[Records from a collection]
━━━━━━━━
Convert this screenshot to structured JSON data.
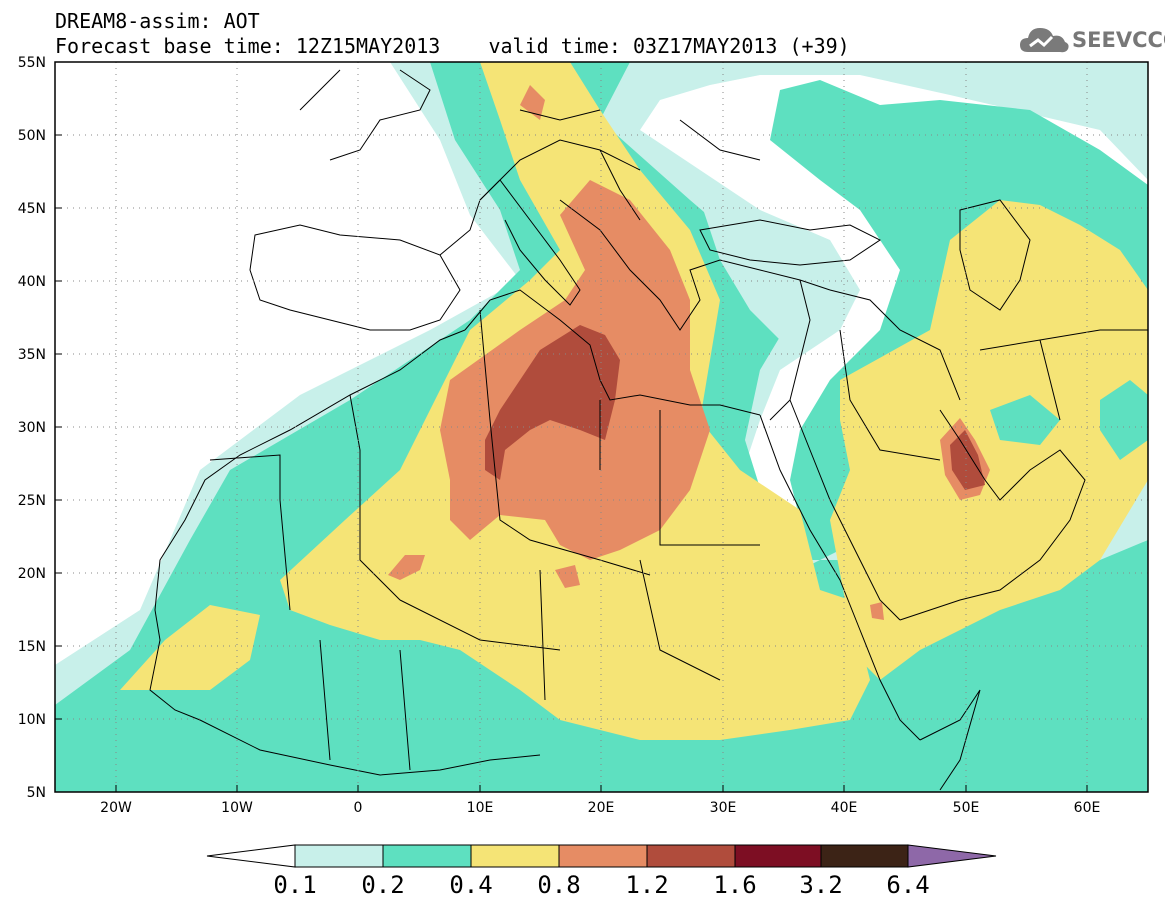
{
  "header": {
    "line1": "DREAM8-assim: AOT",
    "line2": "Forecast base time: 12Z15MAY2013    valid time: 03Z17MAY2013 (+39)"
  },
  "logo": {
    "text": "SEEVCCC",
    "icon": "cloud-icon"
  },
  "map": {
    "lon_range": [
      -25,
      65
    ],
    "lat_range": [
      5,
      55
    ],
    "lat_labels": [
      "55N",
      "50N",
      "45N",
      "40N",
      "35N",
      "30N",
      "25N",
      "20N",
      "15N",
      "10N",
      "5N"
    ],
    "lon_labels": [
      "20W",
      "10W",
      "0",
      "10E",
      "20E",
      "30E",
      "40E",
      "50E",
      "60E"
    ],
    "grid": "dotted"
  },
  "colorbar": {
    "levels": [
      "0.1",
      "0.2",
      "0.4",
      "0.8",
      "1.2",
      "1.6",
      "3.2",
      "6.4"
    ],
    "colors": [
      "#ffffff",
      "#c8f0ea",
      "#5ee0c0",
      "#f5e476",
      "#e68c64",
      "#b04c3c",
      "#7d0e23",
      "#3c2316",
      "#8e68a8"
    ]
  },
  "colors": {
    "c01": "#c8f0ea",
    "c02": "#5ee0c0",
    "c04": "#f5e476",
    "c08": "#e68c64",
    "c12": "#b04c3c"
  }
}
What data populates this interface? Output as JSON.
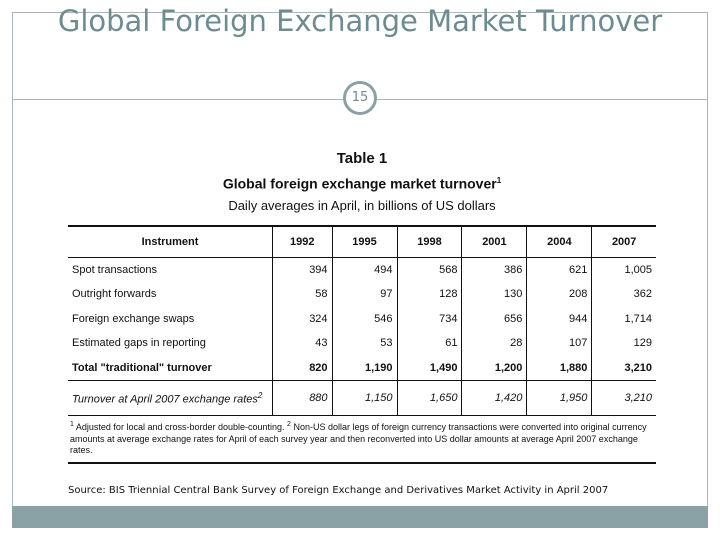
{
  "slide": {
    "title": "Global Foreign Exchange Market Turnover",
    "page_number": "15",
    "source": "Source: BIS Triennial Central Bank Survey of Foreign Exchange and Derivatives Market Activity in April 2007"
  },
  "table": {
    "label": "Table 1",
    "title": "Global foreign exchange market turnover",
    "title_sup": "1",
    "subtitle": "Daily averages in April, in billions of US dollars",
    "header": {
      "instrument": "Instrument",
      "years": [
        "1992",
        "1995",
        "1998",
        "2001",
        "2004",
        "2007"
      ]
    },
    "rows": [
      {
        "label": "Spot transactions",
        "values": [
          "394",
          "494",
          "568",
          "386",
          "621",
          "1,005"
        ]
      },
      {
        "label": "Outright forwards",
        "values": [
          "58",
          "97",
          "128",
          "130",
          "208",
          "362"
        ]
      },
      {
        "label": "Foreign exchange swaps",
        "values": [
          "324",
          "546",
          "734",
          "656",
          "944",
          "1,714"
        ]
      },
      {
        "label": "Estimated gaps in reporting",
        "values": [
          "43",
          "53",
          "61",
          "28",
          "107",
          "129"
        ]
      },
      {
        "label": "Total \"traditional\" turnover",
        "values": [
          "820",
          "1,190",
          "1,490",
          "1,200",
          "1,880",
          "3,210"
        ]
      },
      {
        "label": "Turnover at April 2007 exchange rates",
        "sup": "2",
        "values": [
          "880",
          "1,150",
          "1,650",
          "1,420",
          "1,950",
          "3,210"
        ]
      }
    ],
    "footnote": {
      "sup1": "1",
      "part1": " Adjusted for local and cross-border double-counting. ",
      "sup2": "2",
      "part2": " Non-US dollar legs of foreign currency transactions were converted into original currency amounts at average exchange rates for April of each survey year and then reconverted into US dollar amounts at average April 2007 exchange rates."
    }
  }
}
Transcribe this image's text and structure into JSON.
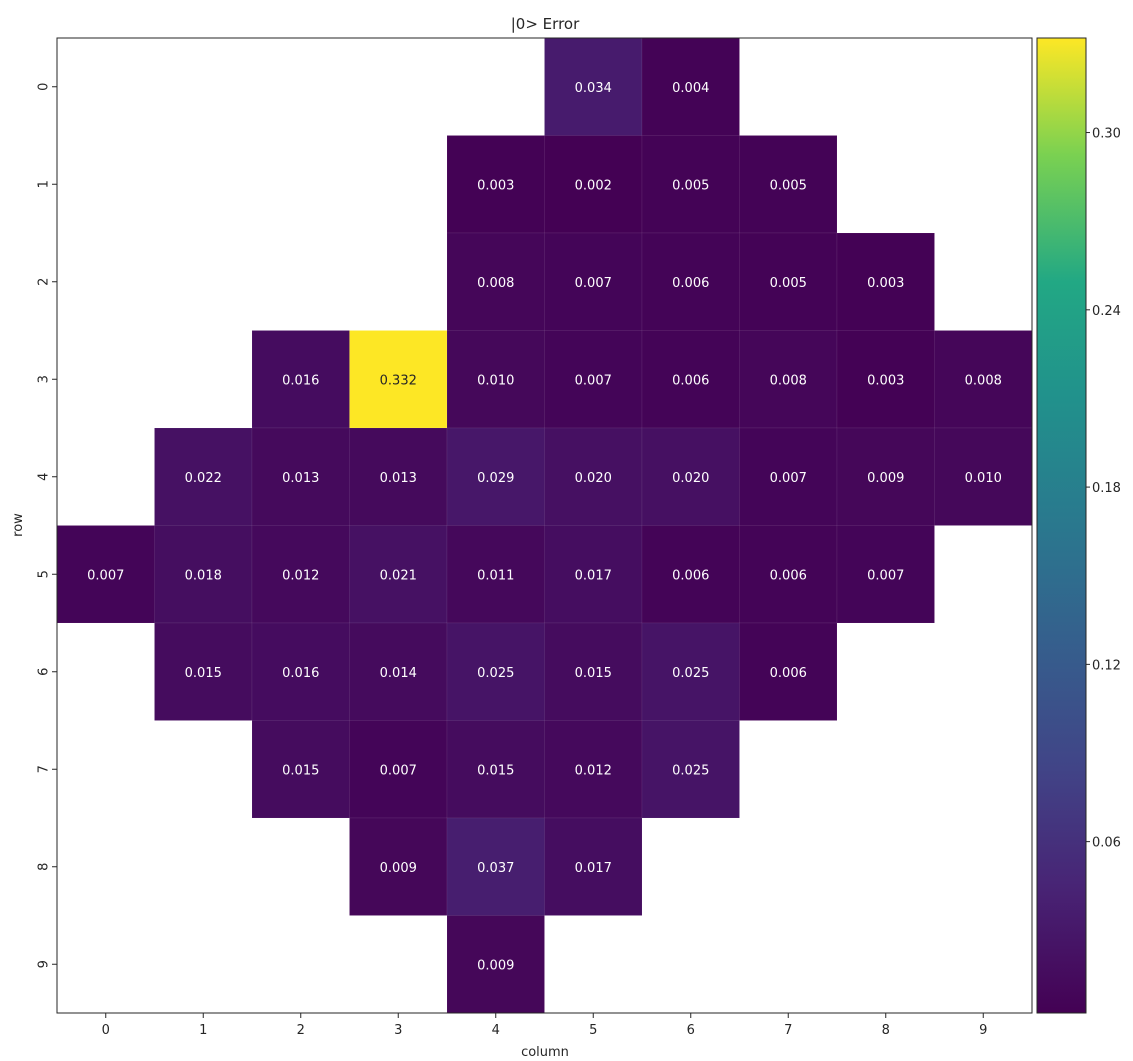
{
  "chart_data": {
    "type": "heatmap",
    "title": "|0> Error",
    "xlabel": "column",
    "ylabel": "row",
    "x_categories": [
      "0",
      "1",
      "2",
      "3",
      "4",
      "5",
      "6",
      "7",
      "8",
      "9"
    ],
    "y_categories": [
      "0",
      "1",
      "2",
      "3",
      "4",
      "5",
      "6",
      "7",
      "8",
      "9"
    ],
    "cells": [
      {
        "row": 0,
        "col": 5,
        "value": 0.034,
        "label": "0.034"
      },
      {
        "row": 0,
        "col": 6,
        "value": 0.004,
        "label": "0.004"
      },
      {
        "row": 1,
        "col": 4,
        "value": 0.003,
        "label": "0.003"
      },
      {
        "row": 1,
        "col": 5,
        "value": 0.002,
        "label": "0.002"
      },
      {
        "row": 1,
        "col": 6,
        "value": 0.005,
        "label": "0.005"
      },
      {
        "row": 1,
        "col": 7,
        "value": 0.005,
        "label": "0.005"
      },
      {
        "row": 2,
        "col": 4,
        "value": 0.008,
        "label": "0.008"
      },
      {
        "row": 2,
        "col": 5,
        "value": 0.007,
        "label": "0.007"
      },
      {
        "row": 2,
        "col": 6,
        "value": 0.006,
        "label": "0.006"
      },
      {
        "row": 2,
        "col": 7,
        "value": 0.005,
        "label": "0.005"
      },
      {
        "row": 2,
        "col": 8,
        "value": 0.003,
        "label": "0.003"
      },
      {
        "row": 3,
        "col": 2,
        "value": 0.016,
        "label": "0.016"
      },
      {
        "row": 3,
        "col": 3,
        "value": 0.332,
        "label": "0.332"
      },
      {
        "row": 3,
        "col": 4,
        "value": 0.01,
        "label": "0.010"
      },
      {
        "row": 3,
        "col": 5,
        "value": 0.007,
        "label": "0.007"
      },
      {
        "row": 3,
        "col": 6,
        "value": 0.006,
        "label": "0.006"
      },
      {
        "row": 3,
        "col": 7,
        "value": 0.008,
        "label": "0.008"
      },
      {
        "row": 3,
        "col": 8,
        "value": 0.003,
        "label": "0.003"
      },
      {
        "row": 3,
        "col": 9,
        "value": 0.008,
        "label": "0.008"
      },
      {
        "row": 4,
        "col": 1,
        "value": 0.022,
        "label": "0.022"
      },
      {
        "row": 4,
        "col": 2,
        "value": 0.013,
        "label": "0.013"
      },
      {
        "row": 4,
        "col": 3,
        "value": 0.013,
        "label": "0.013"
      },
      {
        "row": 4,
        "col": 4,
        "value": 0.029,
        "label": "0.029"
      },
      {
        "row": 4,
        "col": 5,
        "value": 0.02,
        "label": "0.020"
      },
      {
        "row": 4,
        "col": 6,
        "value": 0.02,
        "label": "0.020"
      },
      {
        "row": 4,
        "col": 7,
        "value": 0.007,
        "label": "0.007"
      },
      {
        "row": 4,
        "col": 8,
        "value": 0.009,
        "label": "0.009"
      },
      {
        "row": 4,
        "col": 9,
        "value": 0.01,
        "label": "0.010"
      },
      {
        "row": 5,
        "col": 0,
        "value": 0.007,
        "label": "0.007"
      },
      {
        "row": 5,
        "col": 1,
        "value": 0.018,
        "label": "0.018"
      },
      {
        "row": 5,
        "col": 2,
        "value": 0.012,
        "label": "0.012"
      },
      {
        "row": 5,
        "col": 3,
        "value": 0.021,
        "label": "0.021"
      },
      {
        "row": 5,
        "col": 4,
        "value": 0.011,
        "label": "0.011"
      },
      {
        "row": 5,
        "col": 5,
        "value": 0.017,
        "label": "0.017"
      },
      {
        "row": 5,
        "col": 6,
        "value": 0.006,
        "label": "0.006"
      },
      {
        "row": 5,
        "col": 7,
        "value": 0.006,
        "label": "0.006"
      },
      {
        "row": 5,
        "col": 8,
        "value": 0.007,
        "label": "0.007"
      },
      {
        "row": 6,
        "col": 1,
        "value": 0.015,
        "label": "0.015"
      },
      {
        "row": 6,
        "col": 2,
        "value": 0.016,
        "label": "0.016"
      },
      {
        "row": 6,
        "col": 3,
        "value": 0.014,
        "label": "0.014"
      },
      {
        "row": 6,
        "col": 4,
        "value": 0.025,
        "label": "0.025"
      },
      {
        "row": 6,
        "col": 5,
        "value": 0.015,
        "label": "0.015"
      },
      {
        "row": 6,
        "col": 6,
        "value": 0.025,
        "label": "0.025"
      },
      {
        "row": 6,
        "col": 7,
        "value": 0.006,
        "label": "0.006"
      },
      {
        "row": 7,
        "col": 2,
        "value": 0.015,
        "label": "0.015"
      },
      {
        "row": 7,
        "col": 3,
        "value": 0.007,
        "label": "0.007"
      },
      {
        "row": 7,
        "col": 4,
        "value": 0.015,
        "label": "0.015"
      },
      {
        "row": 7,
        "col": 5,
        "value": 0.012,
        "label": "0.012"
      },
      {
        "row": 7,
        "col": 6,
        "value": 0.025,
        "label": "0.025"
      },
      {
        "row": 8,
        "col": 3,
        "value": 0.009,
        "label": "0.009"
      },
      {
        "row": 8,
        "col": 4,
        "value": 0.037,
        "label": "0.037"
      },
      {
        "row": 8,
        "col": 5,
        "value": 0.017,
        "label": "0.017"
      },
      {
        "row": 9,
        "col": 4,
        "value": 0.009,
        "label": "0.009"
      }
    ],
    "colorbar": {
      "colormap": "viridis",
      "vmin": 0.002,
      "vmax": 0.332,
      "ticks": [
        0.06,
        0.12,
        0.18,
        0.24,
        0.3
      ],
      "tick_labels": [
        "0.06",
        "0.12",
        "0.18",
        "0.24",
        "0.30"
      ]
    },
    "grid": false
  }
}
━━━━━━━━
### PROBLEM DESCRIPTION
What is the number of lines in the data holding the word "text"? Reply with that number only.

### RESPONSE
2